Dataset excerpts:
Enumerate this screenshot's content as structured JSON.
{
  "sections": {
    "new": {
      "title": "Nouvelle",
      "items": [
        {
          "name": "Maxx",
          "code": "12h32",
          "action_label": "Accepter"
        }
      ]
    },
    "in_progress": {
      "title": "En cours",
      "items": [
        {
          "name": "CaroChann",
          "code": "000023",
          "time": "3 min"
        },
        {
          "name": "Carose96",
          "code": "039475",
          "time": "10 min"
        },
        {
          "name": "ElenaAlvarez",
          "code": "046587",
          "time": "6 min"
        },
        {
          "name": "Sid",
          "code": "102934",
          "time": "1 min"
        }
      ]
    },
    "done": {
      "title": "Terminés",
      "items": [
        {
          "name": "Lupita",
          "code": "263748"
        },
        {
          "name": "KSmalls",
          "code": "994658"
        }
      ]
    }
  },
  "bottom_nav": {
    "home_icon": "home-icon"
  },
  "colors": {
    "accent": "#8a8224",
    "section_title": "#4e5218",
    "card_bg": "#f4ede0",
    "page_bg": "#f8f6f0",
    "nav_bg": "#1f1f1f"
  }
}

Exercise
Go through the listing and print each line exactly as it appears.

Response to the task
Enumerate this screenshot's content as structured JSON.
{
  "sections": {
    "new": {
      "title": "Nouvelle",
      "items": [
        {
          "name": "Maxx",
          "code": "12h32",
          "action_label": "Accepter"
        }
      ]
    },
    "in_progress": {
      "title": "En cours",
      "items": [
        {
          "name": "CaroChann",
          "code": "000023",
          "time": "3 min"
        },
        {
          "name": "Carose96",
          "code": "039475",
          "time": "10 min"
        },
        {
          "name": "ElenaAlvarez",
          "code": "046587",
          "time": "6 min"
        },
        {
          "name": "Sid",
          "code": "102934",
          "time": "1 min"
        }
      ]
    },
    "done": {
      "title": "Terminés",
      "items": [
        {
          "name": "Lupita",
          "code": "263748"
        },
        {
          "name": "KSmalls",
          "code": "994658"
        }
      ]
    }
  },
  "bottom_nav": {
    "home_icon": "home-icon"
  },
  "colors": {
    "accent": "#8a8224",
    "section_title": "#4e5218",
    "card_bg": "#f4ede0",
    "page_bg": "#f8f6f0",
    "nav_bg": "#1f1f1f"
  }
}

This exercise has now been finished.